▶ _WHAT TO DO_
Copy the data word for word, keeping every line.
--- Start of RECORDS SUPPLIED ---
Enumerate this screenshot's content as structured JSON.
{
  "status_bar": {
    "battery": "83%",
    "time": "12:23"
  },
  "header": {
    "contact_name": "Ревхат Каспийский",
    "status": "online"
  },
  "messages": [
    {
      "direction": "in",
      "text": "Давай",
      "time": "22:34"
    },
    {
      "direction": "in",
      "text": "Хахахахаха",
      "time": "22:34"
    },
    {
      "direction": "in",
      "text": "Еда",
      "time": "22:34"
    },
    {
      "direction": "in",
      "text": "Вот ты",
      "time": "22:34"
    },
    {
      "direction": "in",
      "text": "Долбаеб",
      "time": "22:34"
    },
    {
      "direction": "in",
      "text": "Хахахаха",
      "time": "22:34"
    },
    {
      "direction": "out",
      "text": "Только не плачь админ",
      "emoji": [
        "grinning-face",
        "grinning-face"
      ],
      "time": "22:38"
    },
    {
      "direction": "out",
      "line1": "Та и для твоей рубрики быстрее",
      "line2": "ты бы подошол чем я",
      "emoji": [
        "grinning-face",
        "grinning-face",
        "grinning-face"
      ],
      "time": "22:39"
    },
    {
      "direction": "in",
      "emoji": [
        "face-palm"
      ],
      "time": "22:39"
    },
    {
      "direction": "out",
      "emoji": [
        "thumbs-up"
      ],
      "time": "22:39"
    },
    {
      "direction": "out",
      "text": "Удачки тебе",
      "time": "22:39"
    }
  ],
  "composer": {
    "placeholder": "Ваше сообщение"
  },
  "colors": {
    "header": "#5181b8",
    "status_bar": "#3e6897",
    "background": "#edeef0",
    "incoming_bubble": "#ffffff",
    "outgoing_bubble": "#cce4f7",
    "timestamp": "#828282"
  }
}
--- End of RECORDS SUPPLIED ---
▶ _EXERCISE RESULT_
Enumerate this screenshot's content as structured JSON.
{
  "status_bar": {
    "battery": "83%",
    "time": "12:23"
  },
  "header": {
    "contact_name": "Ревхат Каспийский",
    "status": "online"
  },
  "messages": [
    {
      "direction": "in",
      "text": "Давай",
      "time": "22:34"
    },
    {
      "direction": "in",
      "text": "Хахахахаха",
      "time": "22:34"
    },
    {
      "direction": "in",
      "text": "Еда",
      "time": "22:34"
    },
    {
      "direction": "in",
      "text": "Вот ты",
      "time": "22:34"
    },
    {
      "direction": "in",
      "text": "Долбаеб",
      "time": "22:34"
    },
    {
      "direction": "in",
      "text": "Хахахаха",
      "time": "22:34"
    },
    {
      "direction": "out",
      "text": "Только не плачь админ",
      "emoji": [
        "grinning-face",
        "grinning-face"
      ],
      "time": "22:38"
    },
    {
      "direction": "out",
      "line1": "Та и для твоей рубрики быстрее",
      "line2": "ты бы подошол чем я",
      "emoji": [
        "grinning-face",
        "grinning-face",
        "grinning-face"
      ],
      "time": "22:39"
    },
    {
      "direction": "in",
      "emoji": [
        "face-palm"
      ],
      "time": "22:39"
    },
    {
      "direction": "out",
      "emoji": [
        "thumbs-up"
      ],
      "time": "22:39"
    },
    {
      "direction": "out",
      "text": "Удачки тебе",
      "time": "22:39"
    }
  ],
  "composer": {
    "placeholder": "Ваше сообщение"
  },
  "colors": {
    "header": "#5181b8",
    "status_bar": "#3e6897",
    "background": "#edeef0",
    "incoming_bubble": "#ffffff",
    "outgoing_bubble": "#cce4f7",
    "timestamp": "#828282"
  }
}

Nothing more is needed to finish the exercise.